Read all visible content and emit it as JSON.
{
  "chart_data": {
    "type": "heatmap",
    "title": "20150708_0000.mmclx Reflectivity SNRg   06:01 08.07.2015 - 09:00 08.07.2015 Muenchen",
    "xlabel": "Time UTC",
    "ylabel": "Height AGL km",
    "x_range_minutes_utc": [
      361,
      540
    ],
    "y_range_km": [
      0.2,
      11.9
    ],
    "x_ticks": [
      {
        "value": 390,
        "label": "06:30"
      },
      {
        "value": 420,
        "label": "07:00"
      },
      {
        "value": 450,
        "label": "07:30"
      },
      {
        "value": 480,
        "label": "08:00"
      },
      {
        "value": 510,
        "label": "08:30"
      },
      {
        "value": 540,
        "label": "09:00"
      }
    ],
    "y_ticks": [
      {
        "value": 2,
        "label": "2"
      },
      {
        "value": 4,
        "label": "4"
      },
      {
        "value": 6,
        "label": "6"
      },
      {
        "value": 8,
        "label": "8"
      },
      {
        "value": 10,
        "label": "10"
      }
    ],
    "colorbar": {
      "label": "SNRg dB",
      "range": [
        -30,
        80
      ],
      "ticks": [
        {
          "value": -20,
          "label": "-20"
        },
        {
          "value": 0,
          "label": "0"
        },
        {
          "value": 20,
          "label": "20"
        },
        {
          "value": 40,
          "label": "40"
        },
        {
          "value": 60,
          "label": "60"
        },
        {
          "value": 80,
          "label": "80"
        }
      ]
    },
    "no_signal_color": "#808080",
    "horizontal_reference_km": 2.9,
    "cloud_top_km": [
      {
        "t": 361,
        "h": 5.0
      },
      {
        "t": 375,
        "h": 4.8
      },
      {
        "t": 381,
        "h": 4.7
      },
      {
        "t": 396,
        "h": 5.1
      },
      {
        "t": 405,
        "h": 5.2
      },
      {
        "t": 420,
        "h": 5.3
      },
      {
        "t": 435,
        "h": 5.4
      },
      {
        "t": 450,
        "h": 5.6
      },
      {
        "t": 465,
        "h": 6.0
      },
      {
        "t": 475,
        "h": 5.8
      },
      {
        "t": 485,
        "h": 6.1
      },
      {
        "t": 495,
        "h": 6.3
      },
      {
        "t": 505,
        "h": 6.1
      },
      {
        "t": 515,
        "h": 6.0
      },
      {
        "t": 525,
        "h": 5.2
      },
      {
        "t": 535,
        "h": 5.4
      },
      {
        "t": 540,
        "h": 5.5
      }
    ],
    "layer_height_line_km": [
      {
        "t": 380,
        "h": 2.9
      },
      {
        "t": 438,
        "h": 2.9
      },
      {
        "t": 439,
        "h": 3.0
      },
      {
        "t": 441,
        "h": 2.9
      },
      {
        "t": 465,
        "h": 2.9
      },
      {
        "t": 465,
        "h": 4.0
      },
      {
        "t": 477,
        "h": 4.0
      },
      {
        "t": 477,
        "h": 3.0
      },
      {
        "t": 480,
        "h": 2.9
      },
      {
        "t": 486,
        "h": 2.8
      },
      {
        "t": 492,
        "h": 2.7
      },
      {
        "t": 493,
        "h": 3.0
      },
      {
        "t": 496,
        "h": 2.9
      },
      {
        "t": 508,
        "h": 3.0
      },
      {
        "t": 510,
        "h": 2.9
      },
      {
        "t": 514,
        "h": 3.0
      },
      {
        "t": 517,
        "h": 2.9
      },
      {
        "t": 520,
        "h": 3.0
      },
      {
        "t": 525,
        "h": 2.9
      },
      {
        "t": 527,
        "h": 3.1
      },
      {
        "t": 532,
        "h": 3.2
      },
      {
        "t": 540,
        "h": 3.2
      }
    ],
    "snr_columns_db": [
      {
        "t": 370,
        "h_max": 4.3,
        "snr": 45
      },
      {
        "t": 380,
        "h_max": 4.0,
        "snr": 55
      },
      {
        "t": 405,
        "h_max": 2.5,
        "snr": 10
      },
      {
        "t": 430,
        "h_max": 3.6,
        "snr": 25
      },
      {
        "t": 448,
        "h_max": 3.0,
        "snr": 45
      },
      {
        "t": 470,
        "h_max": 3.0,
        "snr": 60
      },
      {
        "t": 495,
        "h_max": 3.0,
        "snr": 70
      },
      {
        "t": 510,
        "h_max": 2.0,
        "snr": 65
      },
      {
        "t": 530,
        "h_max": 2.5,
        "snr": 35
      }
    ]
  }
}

|---|

*Written exercise:* Quote all of the entries verbatim.

*Output for this task:*
Read all visible content and emit it as JSON.
{
  "chart_data": {
    "type": "heatmap",
    "title": "20150708_0000.mmclx Reflectivity SNRg   06:01 08.07.2015 - 09:00 08.07.2015 Muenchen",
    "xlabel": "Time UTC",
    "ylabel": "Height AGL km",
    "x_range_minutes_utc": [
      361,
      540
    ],
    "y_range_km": [
      0.2,
      11.9
    ],
    "x_ticks": [
      {
        "value": 390,
        "label": "06:30"
      },
      {
        "value": 420,
        "label": "07:00"
      },
      {
        "value": 450,
        "label": "07:30"
      },
      {
        "value": 480,
        "label": "08:00"
      },
      {
        "value": 510,
        "label": "08:30"
      },
      {
        "value": 540,
        "label": "09:00"
      }
    ],
    "y_ticks": [
      {
        "value": 2,
        "label": "2"
      },
      {
        "value": 4,
        "label": "4"
      },
      {
        "value": 6,
        "label": "6"
      },
      {
        "value": 8,
        "label": "8"
      },
      {
        "value": 10,
        "label": "10"
      }
    ],
    "colorbar": {
      "label": "SNRg dB",
      "range": [
        -30,
        80
      ],
      "ticks": [
        {
          "value": -20,
          "label": "-20"
        },
        {
          "value": 0,
          "label": "0"
        },
        {
          "value": 20,
          "label": "20"
        },
        {
          "value": 40,
          "label": "40"
        },
        {
          "value": 60,
          "label": "60"
        },
        {
          "value": 80,
          "label": "80"
        }
      ]
    },
    "no_signal_color": "#808080",
    "horizontal_reference_km": 2.9,
    "cloud_top_km": [
      {
        "t": 361,
        "h": 5.0
      },
      {
        "t": 375,
        "h": 4.8
      },
      {
        "t": 381,
        "h": 4.7
      },
      {
        "t": 396,
        "h": 5.1
      },
      {
        "t": 405,
        "h": 5.2
      },
      {
        "t": 420,
        "h": 5.3
      },
      {
        "t": 435,
        "h": 5.4
      },
      {
        "t": 450,
        "h": 5.6
      },
      {
        "t": 465,
        "h": 6.0
      },
      {
        "t": 475,
        "h": 5.8
      },
      {
        "t": 485,
        "h": 6.1
      },
      {
        "t": 495,
        "h": 6.3
      },
      {
        "t": 505,
        "h": 6.1
      },
      {
        "t": 515,
        "h": 6.0
      },
      {
        "t": 525,
        "h": 5.2
      },
      {
        "t": 535,
        "h": 5.4
      },
      {
        "t": 540,
        "h": 5.5
      }
    ],
    "layer_height_line_km": [
      {
        "t": 380,
        "h": 2.9
      },
      {
        "t": 438,
        "h": 2.9
      },
      {
        "t": 439,
        "h": 3.0
      },
      {
        "t": 441,
        "h": 2.9
      },
      {
        "t": 465,
        "h": 2.9
      },
      {
        "t": 465,
        "h": 4.0
      },
      {
        "t": 477,
        "h": 4.0
      },
      {
        "t": 477,
        "h": 3.0
      },
      {
        "t": 480,
        "h": 2.9
      },
      {
        "t": 486,
        "h": 2.8
      },
      {
        "t": 492,
        "h": 2.7
      },
      {
        "t": 493,
        "h": 3.0
      },
      {
        "t": 496,
        "h": 2.9
      },
      {
        "t": 508,
        "h": 3.0
      },
      {
        "t": 510,
        "h": 2.9
      },
      {
        "t": 514,
        "h": 3.0
      },
      {
        "t": 517,
        "h": 2.9
      },
      {
        "t": 520,
        "h": 3.0
      },
      {
        "t": 525,
        "h": 2.9
      },
      {
        "t": 527,
        "h": 3.1
      },
      {
        "t": 532,
        "h": 3.2
      },
      {
        "t": 540,
        "h": 3.2
      }
    ],
    "snr_columns_db": [
      {
        "t": 370,
        "h_max": 4.3,
        "snr": 45
      },
      {
        "t": 380,
        "h_max": 4.0,
        "snr": 55
      },
      {
        "t": 405,
        "h_max": 2.5,
        "snr": 10
      },
      {
        "t": 430,
        "h_max": 3.6,
        "snr": 25
      },
      {
        "t": 448,
        "h_max": 3.0,
        "snr": 45
      },
      {
        "t": 470,
        "h_max": 3.0,
        "snr": 60
      },
      {
        "t": 495,
        "h_max": 3.0,
        "snr": 70
      },
      {
        "t": 510,
        "h_max": 2.0,
        "snr": 65
      },
      {
        "t": 530,
        "h_max": 2.5,
        "snr": 35
      }
    ]
  }
}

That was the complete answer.